The International Organization of Securities Commissions (IOSCO) is an association of organisations that regulate the world’s securities and futures markets.

Members are typically the Securities Commission or the main financial regulator from each country. IOSCO has members from over 100 different countries, who regulate more than 90 percent of the world's securities markets. The organisation's role is to assist its members to promote high standards of regulation and act as a forum for national regulators to cooperate with each other and other international organisations.

IOSCO is structured into a number of committees that meet several times per year at different locations around the world and it has a permanent secretariat based in Madrid.

History[edit]

IOSCO was born in 1983 from the transformation of its ancestor the ‘inter-American regional association’ (created in 1974) into a truly international cooperative body. This decision to expand the organisation beyond the Americas was made at the annual gathered in Quito, Ecuador in April 1983. At the same time the organisation was renamed to IOSCO to reflect the expanded membership beyond North and South America[citation needed].

The securities regulators from France, Indonesia, Korea and the United Kingdom were the first agencies to join the membership from outside the Americas. The IOSCO July 1986 Paris Annual Conference was the first to take place outside of the American continents and on that occasion a decision was made to create a permanent General Secretariat for the Organization.

One remnant of its early inter-American roots is that IOSCO's "official" languages are English, French, Spanish and Portuguese.

In 1998 IOSCO started work on a number of important policies that led to broader set of guidelines. However it was the September 11, 2001 attacks as well as a series of large global financial scandals that started with Enron and including Worldcom, Parmalat and Vivendi that brought urgency to this work and heralded IOSCOs evolution from an international “talk shop”, where little of substance was accomplished, to a serious international organization with a real impact on the securities regulation.

At the May 1999 annual conference, held in Lisbon, it was decided to have a permanent headquarters for the administrative General Secretariat and that it should be based in Madrid, Spain.

In 2002 IOSCO adopted a multilateral memorandum of understanding (IOSCO MOU) designed to facilitate cross-border enforcement and exchange of information among the international community of securities regulators.

- STORED DATA:

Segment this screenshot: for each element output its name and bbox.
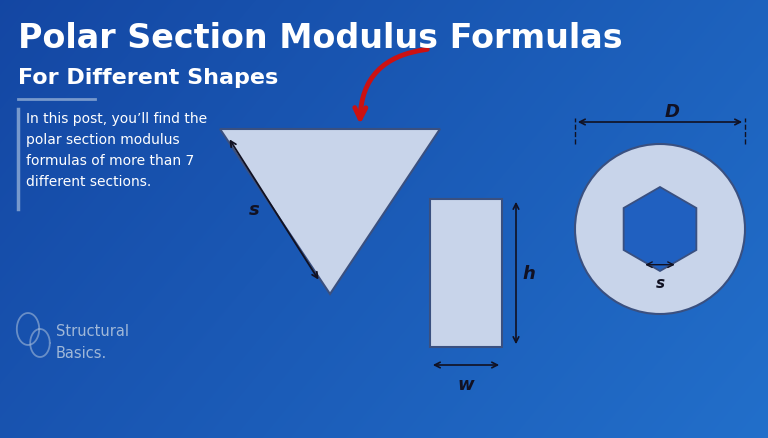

- WHAT YOU ARE ASKED TO DO: Continue the text on the International Organization of Securities Commissions, placed above the lines, starting after its final sentence about the 2002 multilateral memorandum of understanding.

- SOLVED EXERCISE:
Membership[edit]

IOSCO members are divided into three main categories:

  • Ordinary members, which must be the primary regulators of securities and or futures markets in a jurisdiction. A stock exchange or self-regulatory organization may be an ordinary member, but only if it is the jurisdiction’s primary securities regulator. Each ordinary member has one vote.[1]
  • Affiliate members, which include stock exchanges, self-regulatory organizations, and various stock market industry associations. Affiliate members have no vote, are not eligible for the Executive Committee and are not members of the Presidents' Committee. The affiliate members, which are Self-regulatory organization (SROs), are however members of the SRO Consultative Committee.

Currently, IOSCO has 145 members: 124 ordinary members, 12 associate members, and 64 affiliate members.

The stated goals of the IOSCO are to:

-Promote high standards of regulation for the sake of orderly and efficient markets -Share information with exchanges and assist assist them with technical and operational issues -Establish standards toward monitoring global investment transactions across borders and markets

Organization structure[edit]

The organisation is made up of a number of committees that meet several times per year at different locations around the world supported by a permanent administrative General secretariat.

Leadership[edit]

Administratively, IOSCO is run by a General Secretariat based in Madrid, Spain. IOSCO’s current Secretary General is Mr. David Wright (a former senior European Commission official) and he is assisted by a relatively small group of approximately nine professional staff.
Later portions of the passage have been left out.